• [REQUEST] Transcribe the material verbatim in full; the pictures do not belong in the copy.

── SUPPLIED RECORDS ──

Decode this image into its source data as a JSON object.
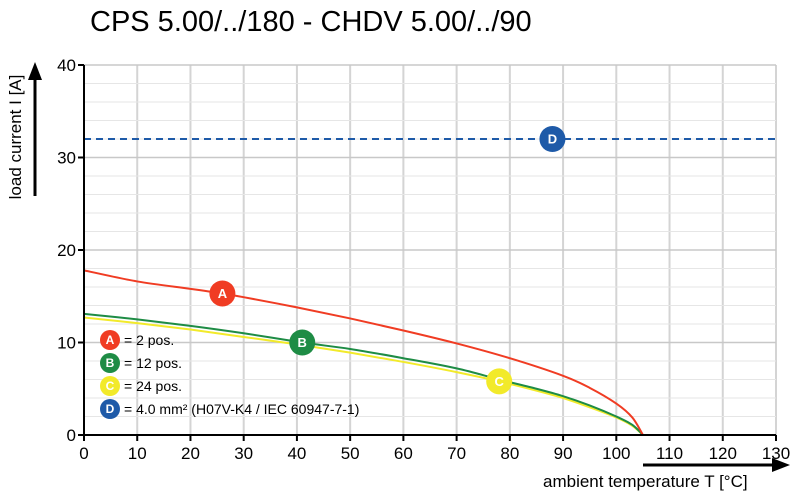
{
  "title": "CPS 5.00/../180 - CHDV 5.00/../90",
  "chart_data": {
    "type": "line",
    "xlabel": "ambient temperature T [°C]",
    "ylabel": "load current I [A]",
    "xlim": [
      0,
      130
    ],
    "ylim": [
      0,
      40
    ],
    "xticks": [
      0,
      10,
      20,
      30,
      40,
      50,
      60,
      70,
      80,
      90,
      100,
      110,
      120,
      130
    ],
    "yticks": [
      0,
      10,
      20,
      30,
      40
    ],
    "grid": true,
    "series": [
      {
        "name": "A",
        "color": "#f03c23",
        "x": [
          0,
          10,
          20,
          26,
          30,
          40,
          50,
          60,
          70,
          80,
          90,
          95,
          100,
          103,
          105
        ],
        "y": [
          17.8,
          16.6,
          15.8,
          15.3,
          14.9,
          13.8,
          12.6,
          11.3,
          9.9,
          8.3,
          6.4,
          5.1,
          3.4,
          1.9,
          0
        ]
      },
      {
        "name": "B",
        "color": "#1e8c45",
        "x": [
          0,
          10,
          20,
          30,
          41,
          50,
          60,
          70,
          78,
          85,
          90,
          95,
          100,
          103,
          105
        ],
        "y": [
          13.1,
          12.5,
          11.8,
          11.0,
          10.0,
          9.3,
          8.3,
          7.2,
          6.0,
          5.0,
          4.2,
          3.2,
          2.0,
          1.1,
          0
        ]
      },
      {
        "name": "C",
        "color": "#f2ea2a",
        "x": [
          0,
          10,
          20,
          30,
          40,
          50,
          60,
          70,
          78,
          85,
          90,
          95,
          100,
          103,
          105
        ],
        "y": [
          12.7,
          12.1,
          11.4,
          10.6,
          9.8,
          8.9,
          7.9,
          6.8,
          5.8,
          4.8,
          4.0,
          3.0,
          1.9,
          1.0,
          0
        ]
      },
      {
        "name": "D",
        "color": "#1e5aa8",
        "dashed": true,
        "x": [
          0,
          130
        ],
        "y": [
          32,
          32
        ]
      }
    ],
    "markers": [
      {
        "label": "A",
        "x": 26,
        "y": 15.3,
        "color": "#f03c23"
      },
      {
        "label": "B",
        "x": 41,
        "y": 10.0,
        "color": "#1e8c45"
      },
      {
        "label": "C",
        "x": 78,
        "y": 5.8,
        "color": "#f2ea2a"
      },
      {
        "label": "D",
        "x": 88,
        "y": 32,
        "color": "#1e5aa8"
      }
    ],
    "legend": [
      {
        "badge": "A",
        "text": "= 2 pos.",
        "color": "#f03c23"
      },
      {
        "badge": "B",
        "text": "= 12 pos.",
        "color": "#1e8c45"
      },
      {
        "badge": "C",
        "text": "= 24 pos.",
        "color": "#f2ea2a"
      },
      {
        "badge": "D",
        "text": "= 4.0 mm² (H07V-K4 / IEC 60947-7-1)",
        "color": "#1e5aa8"
      }
    ],
    "legend_position": "bottom-left"
  }
}
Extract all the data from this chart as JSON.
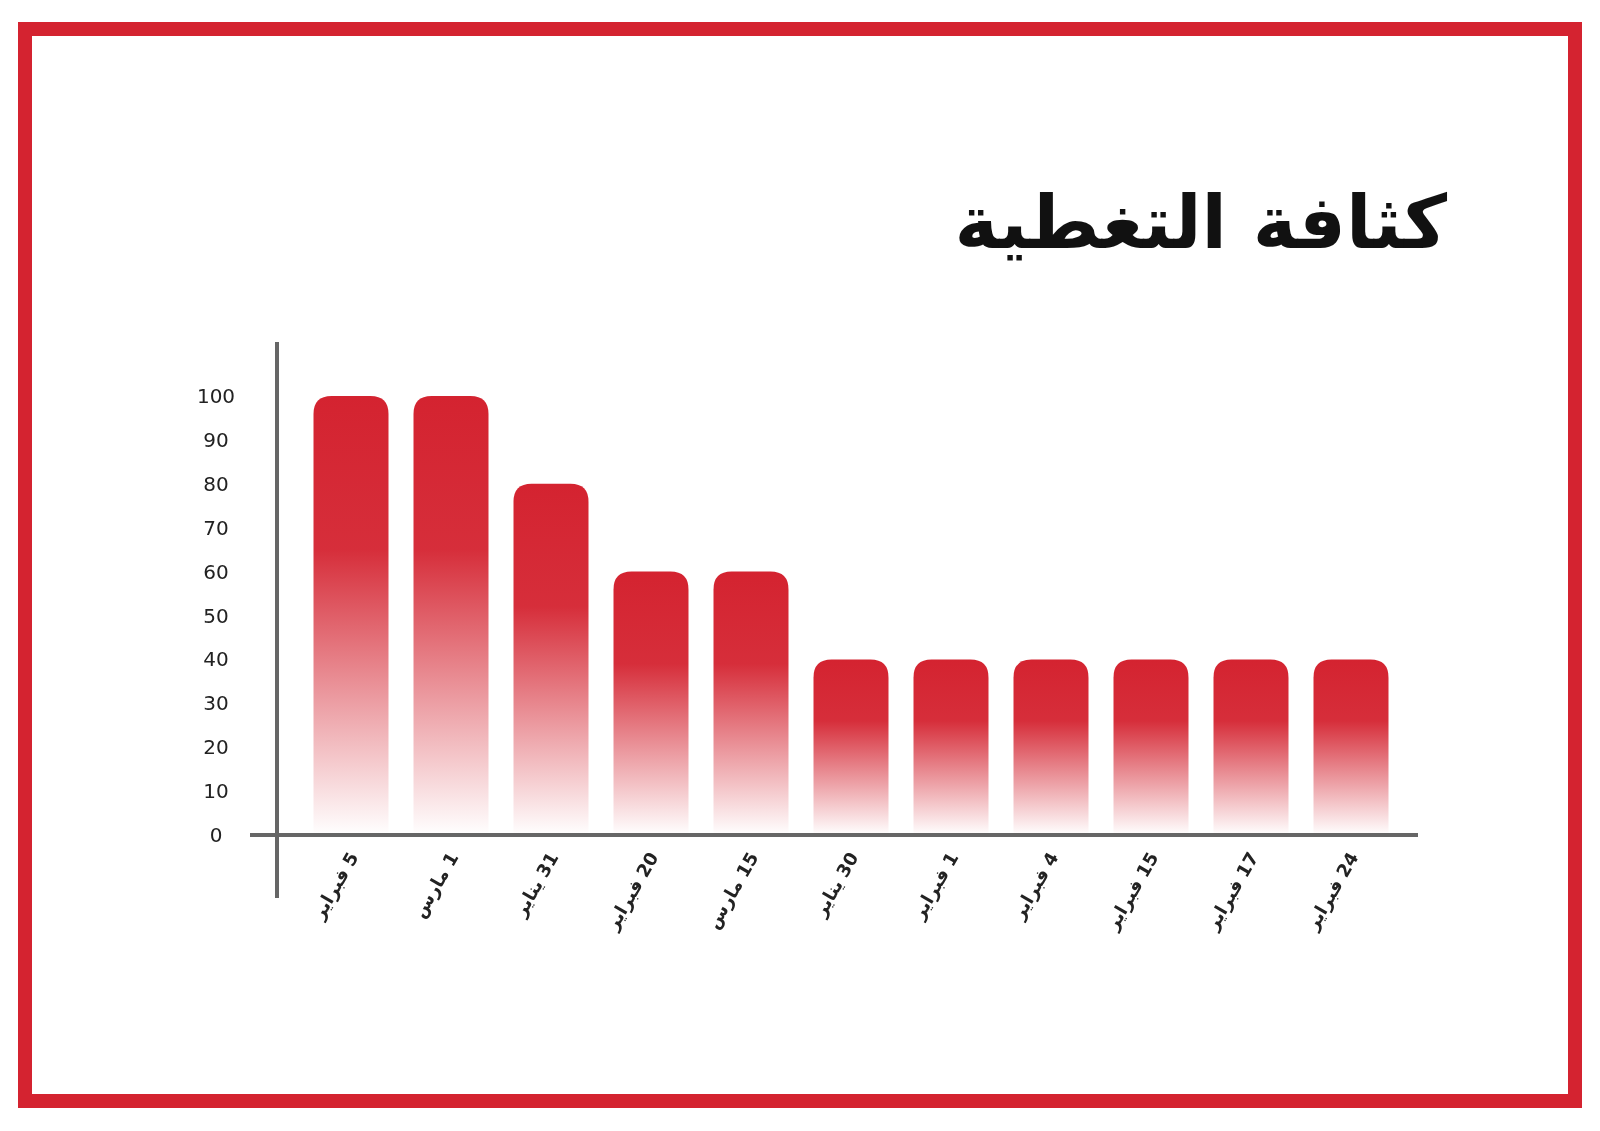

───

• [ANSWER]
Decode this image into its source data as a JSON object.
{
  "title": "CPS 5.00/../180 - CHDV 5.00/../90",
  "chart_data": {
    "type": "line",
    "xlabel": "ambient temperature T [°C]",
    "ylabel": "load current I [A]",
    "xlim": [
      0,
      130
    ],
    "ylim": [
      0,
      40
    ],
    "xticks": [
      0,
      10,
      20,
      30,
      40,
      50,
      60,
      70,
      80,
      90,
      100,
      110,
      120,
      130
    ],
    "yticks": [
      0,
      10,
      20,
      30,
      40
    ],
    "grid": true,
    "series": [
      {
        "name": "A",
        "color": "#f03c23",
        "x": [
          0,
          10,
          20,
          26,
          30,
          40,
          50,
          60,
          70,
          80,
          90,
          95,
          100,
          103,
          105
        ],
        "y": [
          17.8,
          16.6,
          15.8,
          15.3,
          14.9,
          13.8,
          12.6,
          11.3,
          9.9,
          8.3,
          6.4,
          5.1,
          3.4,
          1.9,
          0
        ]
      },
      {
        "name": "B",
        "color": "#1e8c45",
        "x": [
          0,
          10,
          20,
          30,
          41,
          50,
          60,
          70,
          78,
          85,
          90,
          95,
          100,
          103,
          105
        ],
        "y": [
          13.1,
          12.5,
          11.8,
          11.0,
          10.0,
          9.3,
          8.3,
          7.2,
          6.0,
          5.0,
          4.2,
          3.2,
          2.0,
          1.1,
          0
        ]
      },
      {
        "name": "C",
        "color": "#f2ea2a",
        "x": [
          0,
          10,
          20,
          30,
          40,
          50,
          60,
          70,
          78,
          85,
          90,
          95,
          100,
          103,
          105
        ],
        "y": [
          12.7,
          12.1,
          11.4,
          10.6,
          9.8,
          8.9,
          7.9,
          6.8,
          5.8,
          4.8,
          4.0,
          3.0,
          1.9,
          1.0,
          0
        ]
      },
      {
        "name": "D",
        "color": "#1e5aa8",
        "dashed": true,
        "x": [
          0,
          130
        ],
        "y": [
          32,
          32
        ]
      }
    ],
    "markers": [
      {
        "label": "A",
        "x": 26,
        "y": 15.3,
        "color": "#f03c23"
      },
      {
        "label": "B",
        "x": 41,
        "y": 10.0,
        "color": "#1e8c45"
      },
      {
        "label": "C",
        "x": 78,
        "y": 5.8,
        "color": "#f2ea2a"
      },
      {
        "label": "D",
        "x": 88,
        "y": 32,
        "color": "#1e5aa8"
      }
    ],
    "legend": [
      {
        "badge": "A",
        "text": "= 2 pos.",
        "color": "#f03c23"
      },
      {
        "badge": "B",
        "text": "= 12 pos.",
        "color": "#1e8c45"
      },
      {
        "badge": "C",
        "text": "= 24 pos.",
        "color": "#f2ea2a"
      },
      {
        "badge": "D",
        "text": "= 4.0 mm² (H07V-K4 / IEC 60947-7-1)",
        "color": "#1e5aa8"
      }
    ],
    "legend_position": "bottom-left"
  }
}
Extract all the data from this chart as JSON.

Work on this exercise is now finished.